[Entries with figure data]
>>>>>
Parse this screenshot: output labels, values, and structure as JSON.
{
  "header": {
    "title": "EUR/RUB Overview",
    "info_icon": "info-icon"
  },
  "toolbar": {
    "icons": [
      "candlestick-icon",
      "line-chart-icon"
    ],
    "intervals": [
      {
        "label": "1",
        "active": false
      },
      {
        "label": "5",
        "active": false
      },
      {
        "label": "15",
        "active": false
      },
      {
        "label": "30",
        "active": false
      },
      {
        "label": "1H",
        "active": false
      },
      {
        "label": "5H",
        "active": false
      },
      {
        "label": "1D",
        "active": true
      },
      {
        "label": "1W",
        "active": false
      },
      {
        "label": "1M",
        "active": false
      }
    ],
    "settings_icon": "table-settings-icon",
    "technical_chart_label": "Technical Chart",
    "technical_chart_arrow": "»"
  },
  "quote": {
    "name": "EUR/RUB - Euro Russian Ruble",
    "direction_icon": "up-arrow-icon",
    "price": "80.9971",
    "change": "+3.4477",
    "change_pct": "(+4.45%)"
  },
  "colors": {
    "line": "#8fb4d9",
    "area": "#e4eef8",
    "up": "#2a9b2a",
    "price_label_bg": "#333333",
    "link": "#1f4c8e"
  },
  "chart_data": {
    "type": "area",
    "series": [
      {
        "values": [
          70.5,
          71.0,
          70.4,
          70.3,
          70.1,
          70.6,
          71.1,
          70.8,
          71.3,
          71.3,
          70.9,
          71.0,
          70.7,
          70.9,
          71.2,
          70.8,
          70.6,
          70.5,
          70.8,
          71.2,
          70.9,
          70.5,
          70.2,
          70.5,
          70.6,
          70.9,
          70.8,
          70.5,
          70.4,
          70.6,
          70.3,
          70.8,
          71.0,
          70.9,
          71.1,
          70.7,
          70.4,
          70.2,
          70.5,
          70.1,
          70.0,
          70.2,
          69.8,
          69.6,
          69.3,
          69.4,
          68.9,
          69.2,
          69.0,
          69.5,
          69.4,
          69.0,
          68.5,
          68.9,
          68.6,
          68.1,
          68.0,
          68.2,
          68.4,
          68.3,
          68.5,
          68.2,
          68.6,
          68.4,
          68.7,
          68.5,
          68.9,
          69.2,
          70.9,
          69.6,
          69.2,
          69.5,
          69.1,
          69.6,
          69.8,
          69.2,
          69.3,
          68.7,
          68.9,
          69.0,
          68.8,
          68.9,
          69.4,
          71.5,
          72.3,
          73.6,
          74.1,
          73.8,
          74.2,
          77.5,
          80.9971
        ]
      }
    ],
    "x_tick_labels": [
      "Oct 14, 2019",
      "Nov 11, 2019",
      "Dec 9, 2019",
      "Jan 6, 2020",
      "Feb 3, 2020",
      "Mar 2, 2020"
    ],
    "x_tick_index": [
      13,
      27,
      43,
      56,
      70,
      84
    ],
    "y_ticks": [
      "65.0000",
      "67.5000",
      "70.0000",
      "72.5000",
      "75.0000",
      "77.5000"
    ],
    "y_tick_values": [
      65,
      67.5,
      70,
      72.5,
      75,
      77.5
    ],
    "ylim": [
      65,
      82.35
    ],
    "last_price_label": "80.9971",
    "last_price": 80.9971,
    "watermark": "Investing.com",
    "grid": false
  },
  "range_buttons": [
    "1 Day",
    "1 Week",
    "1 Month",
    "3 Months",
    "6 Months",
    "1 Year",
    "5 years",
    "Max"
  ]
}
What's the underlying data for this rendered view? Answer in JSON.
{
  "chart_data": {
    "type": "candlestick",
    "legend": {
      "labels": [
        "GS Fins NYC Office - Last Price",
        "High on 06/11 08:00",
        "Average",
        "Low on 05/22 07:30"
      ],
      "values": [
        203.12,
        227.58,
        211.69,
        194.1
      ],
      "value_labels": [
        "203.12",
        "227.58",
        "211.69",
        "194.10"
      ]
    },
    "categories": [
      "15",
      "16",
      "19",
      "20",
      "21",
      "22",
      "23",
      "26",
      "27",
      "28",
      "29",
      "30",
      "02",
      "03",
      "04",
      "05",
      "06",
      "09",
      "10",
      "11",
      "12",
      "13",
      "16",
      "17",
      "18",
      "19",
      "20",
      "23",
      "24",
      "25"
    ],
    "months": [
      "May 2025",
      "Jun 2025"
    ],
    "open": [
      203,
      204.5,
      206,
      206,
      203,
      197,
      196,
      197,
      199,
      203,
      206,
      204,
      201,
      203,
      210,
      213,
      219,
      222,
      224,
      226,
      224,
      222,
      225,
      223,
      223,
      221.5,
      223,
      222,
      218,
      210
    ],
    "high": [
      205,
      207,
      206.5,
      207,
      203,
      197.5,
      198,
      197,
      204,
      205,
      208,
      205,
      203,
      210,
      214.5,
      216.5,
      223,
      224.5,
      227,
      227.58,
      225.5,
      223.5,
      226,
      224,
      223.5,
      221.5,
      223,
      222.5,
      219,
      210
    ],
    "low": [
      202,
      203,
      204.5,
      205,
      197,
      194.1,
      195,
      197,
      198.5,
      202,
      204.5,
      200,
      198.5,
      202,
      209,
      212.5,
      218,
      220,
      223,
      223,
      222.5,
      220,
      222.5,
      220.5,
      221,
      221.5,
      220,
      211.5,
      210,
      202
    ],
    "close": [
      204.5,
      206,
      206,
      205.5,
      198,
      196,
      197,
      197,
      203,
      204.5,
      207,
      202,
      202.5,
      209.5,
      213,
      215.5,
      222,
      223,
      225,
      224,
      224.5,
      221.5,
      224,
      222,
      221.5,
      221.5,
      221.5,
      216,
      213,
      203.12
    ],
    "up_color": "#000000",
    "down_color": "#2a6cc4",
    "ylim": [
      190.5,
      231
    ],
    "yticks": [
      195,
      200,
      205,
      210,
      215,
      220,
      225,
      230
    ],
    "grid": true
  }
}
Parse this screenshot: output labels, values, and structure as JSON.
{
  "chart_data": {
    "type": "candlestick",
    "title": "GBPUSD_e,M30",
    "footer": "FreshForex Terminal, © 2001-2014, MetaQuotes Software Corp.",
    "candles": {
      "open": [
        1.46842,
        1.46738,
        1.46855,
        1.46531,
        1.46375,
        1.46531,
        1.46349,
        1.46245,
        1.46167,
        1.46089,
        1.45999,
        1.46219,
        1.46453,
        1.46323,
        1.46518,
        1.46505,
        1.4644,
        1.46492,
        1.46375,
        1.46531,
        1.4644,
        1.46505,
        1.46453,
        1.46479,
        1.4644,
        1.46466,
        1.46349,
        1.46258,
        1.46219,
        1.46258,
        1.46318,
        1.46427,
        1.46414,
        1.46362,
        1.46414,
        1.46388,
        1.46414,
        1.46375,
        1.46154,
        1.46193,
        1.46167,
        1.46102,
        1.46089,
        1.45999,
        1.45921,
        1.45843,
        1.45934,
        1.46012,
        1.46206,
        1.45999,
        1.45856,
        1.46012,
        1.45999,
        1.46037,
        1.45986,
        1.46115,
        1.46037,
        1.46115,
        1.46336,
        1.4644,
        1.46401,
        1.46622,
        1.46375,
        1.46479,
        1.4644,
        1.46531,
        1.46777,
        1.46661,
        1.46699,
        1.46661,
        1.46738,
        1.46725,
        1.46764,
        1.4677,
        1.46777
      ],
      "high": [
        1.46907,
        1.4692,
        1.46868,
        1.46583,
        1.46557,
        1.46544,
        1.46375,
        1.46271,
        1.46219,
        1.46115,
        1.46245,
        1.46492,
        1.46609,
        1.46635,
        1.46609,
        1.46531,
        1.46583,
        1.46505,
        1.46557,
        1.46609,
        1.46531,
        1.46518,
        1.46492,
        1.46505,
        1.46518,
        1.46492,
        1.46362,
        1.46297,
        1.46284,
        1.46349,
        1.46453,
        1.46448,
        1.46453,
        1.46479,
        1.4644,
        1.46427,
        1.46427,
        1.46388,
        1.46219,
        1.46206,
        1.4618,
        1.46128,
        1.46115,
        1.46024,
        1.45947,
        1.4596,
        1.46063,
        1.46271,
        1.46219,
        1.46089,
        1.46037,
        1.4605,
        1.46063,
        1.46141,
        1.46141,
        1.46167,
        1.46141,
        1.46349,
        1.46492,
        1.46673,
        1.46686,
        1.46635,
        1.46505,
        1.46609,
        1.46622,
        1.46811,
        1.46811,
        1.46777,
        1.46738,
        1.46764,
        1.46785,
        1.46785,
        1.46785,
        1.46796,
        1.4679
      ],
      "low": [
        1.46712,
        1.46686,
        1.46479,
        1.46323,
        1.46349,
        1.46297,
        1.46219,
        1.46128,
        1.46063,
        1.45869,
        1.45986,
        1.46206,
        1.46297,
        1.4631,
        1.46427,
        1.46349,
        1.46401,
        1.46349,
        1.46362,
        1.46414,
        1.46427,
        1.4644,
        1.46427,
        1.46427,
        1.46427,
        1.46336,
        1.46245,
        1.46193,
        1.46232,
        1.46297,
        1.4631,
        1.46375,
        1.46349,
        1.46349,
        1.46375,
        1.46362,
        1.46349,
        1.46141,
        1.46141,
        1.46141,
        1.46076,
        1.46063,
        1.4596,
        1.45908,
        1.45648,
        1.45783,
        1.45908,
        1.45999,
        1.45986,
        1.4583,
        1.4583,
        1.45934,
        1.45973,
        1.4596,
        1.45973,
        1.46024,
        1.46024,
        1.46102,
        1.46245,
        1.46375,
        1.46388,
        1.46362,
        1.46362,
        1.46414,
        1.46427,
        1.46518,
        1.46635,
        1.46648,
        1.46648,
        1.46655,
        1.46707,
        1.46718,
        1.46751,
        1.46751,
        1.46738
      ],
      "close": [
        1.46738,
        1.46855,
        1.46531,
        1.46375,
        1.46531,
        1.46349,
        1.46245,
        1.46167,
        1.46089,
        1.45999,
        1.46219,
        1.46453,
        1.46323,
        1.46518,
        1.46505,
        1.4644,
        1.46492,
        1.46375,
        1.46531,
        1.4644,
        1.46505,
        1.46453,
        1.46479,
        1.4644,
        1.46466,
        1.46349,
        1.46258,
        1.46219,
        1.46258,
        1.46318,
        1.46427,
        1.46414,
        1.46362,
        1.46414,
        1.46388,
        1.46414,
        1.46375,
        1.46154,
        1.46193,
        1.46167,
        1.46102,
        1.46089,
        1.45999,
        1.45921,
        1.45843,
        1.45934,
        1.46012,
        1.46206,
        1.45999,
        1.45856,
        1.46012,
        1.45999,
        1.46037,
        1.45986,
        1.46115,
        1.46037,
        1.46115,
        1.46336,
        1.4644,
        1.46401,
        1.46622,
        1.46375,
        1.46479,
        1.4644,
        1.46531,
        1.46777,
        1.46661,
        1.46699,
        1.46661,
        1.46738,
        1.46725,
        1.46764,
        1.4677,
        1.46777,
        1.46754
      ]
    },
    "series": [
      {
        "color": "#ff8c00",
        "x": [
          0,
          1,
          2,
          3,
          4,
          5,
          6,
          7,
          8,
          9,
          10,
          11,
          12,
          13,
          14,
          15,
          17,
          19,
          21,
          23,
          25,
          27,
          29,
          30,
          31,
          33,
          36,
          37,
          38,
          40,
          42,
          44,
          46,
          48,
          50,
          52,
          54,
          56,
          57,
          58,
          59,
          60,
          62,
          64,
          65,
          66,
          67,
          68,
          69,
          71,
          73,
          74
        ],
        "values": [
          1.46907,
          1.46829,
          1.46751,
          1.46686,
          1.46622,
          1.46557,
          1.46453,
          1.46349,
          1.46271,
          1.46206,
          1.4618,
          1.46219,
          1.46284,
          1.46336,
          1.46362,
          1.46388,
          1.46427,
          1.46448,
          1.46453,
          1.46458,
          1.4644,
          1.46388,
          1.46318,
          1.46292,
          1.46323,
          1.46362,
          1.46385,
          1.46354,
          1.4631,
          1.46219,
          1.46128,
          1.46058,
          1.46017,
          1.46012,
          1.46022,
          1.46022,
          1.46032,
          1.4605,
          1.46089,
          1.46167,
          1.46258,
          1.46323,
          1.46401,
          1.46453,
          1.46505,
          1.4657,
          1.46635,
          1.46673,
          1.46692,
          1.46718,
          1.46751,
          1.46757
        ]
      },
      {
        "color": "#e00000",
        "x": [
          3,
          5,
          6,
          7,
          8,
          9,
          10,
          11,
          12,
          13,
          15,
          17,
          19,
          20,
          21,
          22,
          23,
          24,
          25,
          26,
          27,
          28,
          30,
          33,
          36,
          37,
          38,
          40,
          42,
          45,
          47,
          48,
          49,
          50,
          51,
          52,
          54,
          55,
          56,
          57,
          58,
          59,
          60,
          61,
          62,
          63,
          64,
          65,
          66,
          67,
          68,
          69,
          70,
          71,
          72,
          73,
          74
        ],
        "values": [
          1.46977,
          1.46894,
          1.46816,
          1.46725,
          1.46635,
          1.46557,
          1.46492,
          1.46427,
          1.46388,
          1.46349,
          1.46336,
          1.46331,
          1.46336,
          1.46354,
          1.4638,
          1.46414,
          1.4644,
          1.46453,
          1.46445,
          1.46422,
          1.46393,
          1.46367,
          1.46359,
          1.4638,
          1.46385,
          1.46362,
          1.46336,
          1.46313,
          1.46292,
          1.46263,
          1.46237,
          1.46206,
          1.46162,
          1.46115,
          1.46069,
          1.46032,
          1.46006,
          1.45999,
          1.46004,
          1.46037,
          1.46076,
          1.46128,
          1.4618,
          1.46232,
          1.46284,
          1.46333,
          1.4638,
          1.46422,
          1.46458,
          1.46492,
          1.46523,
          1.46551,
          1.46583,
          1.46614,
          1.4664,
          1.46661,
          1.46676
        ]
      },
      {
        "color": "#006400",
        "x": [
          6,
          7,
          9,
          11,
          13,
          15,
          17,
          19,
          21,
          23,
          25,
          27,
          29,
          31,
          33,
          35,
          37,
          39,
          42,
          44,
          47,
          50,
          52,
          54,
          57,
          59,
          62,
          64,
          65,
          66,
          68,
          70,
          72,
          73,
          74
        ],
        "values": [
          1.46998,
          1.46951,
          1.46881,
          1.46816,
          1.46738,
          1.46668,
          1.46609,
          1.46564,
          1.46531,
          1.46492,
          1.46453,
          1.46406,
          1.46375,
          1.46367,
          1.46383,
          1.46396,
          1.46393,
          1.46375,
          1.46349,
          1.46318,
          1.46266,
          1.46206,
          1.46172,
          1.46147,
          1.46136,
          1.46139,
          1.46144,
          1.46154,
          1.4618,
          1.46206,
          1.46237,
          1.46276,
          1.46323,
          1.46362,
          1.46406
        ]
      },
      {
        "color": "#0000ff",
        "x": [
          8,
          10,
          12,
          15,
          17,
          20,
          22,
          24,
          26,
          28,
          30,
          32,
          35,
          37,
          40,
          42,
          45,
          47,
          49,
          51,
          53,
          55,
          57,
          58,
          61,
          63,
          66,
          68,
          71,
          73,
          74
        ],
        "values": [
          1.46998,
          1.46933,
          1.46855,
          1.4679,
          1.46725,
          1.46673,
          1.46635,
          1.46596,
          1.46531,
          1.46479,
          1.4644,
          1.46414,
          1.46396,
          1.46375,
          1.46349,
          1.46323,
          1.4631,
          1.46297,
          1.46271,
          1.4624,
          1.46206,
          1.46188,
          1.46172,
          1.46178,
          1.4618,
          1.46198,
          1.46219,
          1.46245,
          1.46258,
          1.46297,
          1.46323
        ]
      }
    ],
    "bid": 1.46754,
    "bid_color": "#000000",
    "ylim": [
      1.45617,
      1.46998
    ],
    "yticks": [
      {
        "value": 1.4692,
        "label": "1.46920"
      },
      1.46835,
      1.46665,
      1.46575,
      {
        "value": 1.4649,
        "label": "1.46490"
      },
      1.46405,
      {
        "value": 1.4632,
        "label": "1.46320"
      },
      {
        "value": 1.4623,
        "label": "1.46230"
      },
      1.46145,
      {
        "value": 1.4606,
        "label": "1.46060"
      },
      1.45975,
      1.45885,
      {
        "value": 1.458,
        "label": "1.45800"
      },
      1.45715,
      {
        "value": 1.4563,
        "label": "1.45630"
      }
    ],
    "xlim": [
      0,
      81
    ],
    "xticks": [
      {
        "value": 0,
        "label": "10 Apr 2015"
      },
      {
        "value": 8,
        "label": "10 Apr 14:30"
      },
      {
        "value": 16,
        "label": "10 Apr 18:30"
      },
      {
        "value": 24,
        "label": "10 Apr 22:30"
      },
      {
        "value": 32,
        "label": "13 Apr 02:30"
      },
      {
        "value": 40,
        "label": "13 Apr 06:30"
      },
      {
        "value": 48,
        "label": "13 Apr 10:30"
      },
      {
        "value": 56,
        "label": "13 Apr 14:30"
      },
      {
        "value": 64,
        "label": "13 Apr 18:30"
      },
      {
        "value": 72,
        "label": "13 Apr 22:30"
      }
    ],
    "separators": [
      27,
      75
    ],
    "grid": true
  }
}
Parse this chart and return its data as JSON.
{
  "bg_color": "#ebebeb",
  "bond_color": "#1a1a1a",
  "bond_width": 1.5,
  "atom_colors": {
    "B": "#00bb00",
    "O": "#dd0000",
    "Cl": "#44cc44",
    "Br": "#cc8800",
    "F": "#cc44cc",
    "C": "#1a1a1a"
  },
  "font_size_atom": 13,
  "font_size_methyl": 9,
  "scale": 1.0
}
<<<<<
### WHAT THE TASK REQUIRES
Write out exactly the lines starting with the one that holds "Parse this chart and return its data as JSON." and running through the last line above.

### SOLUTION TO THIS PROBLEM
Parse this chart and return its data as JSON.
{
  "bg_color": "#ebebeb",
  "bond_color": "#1a1a1a",
  "bond_width": 1.5,
  "atom_colors": {
    "B": "#00bb00",
    "O": "#dd0000",
    "Cl": "#44cc44",
    "Br": "#cc8800",
    "F": "#cc44cc",
    "C": "#1a1a1a"
  },
  "font_size_atom": 13,
  "font_size_methyl": 9,
  "scale": 1.0
}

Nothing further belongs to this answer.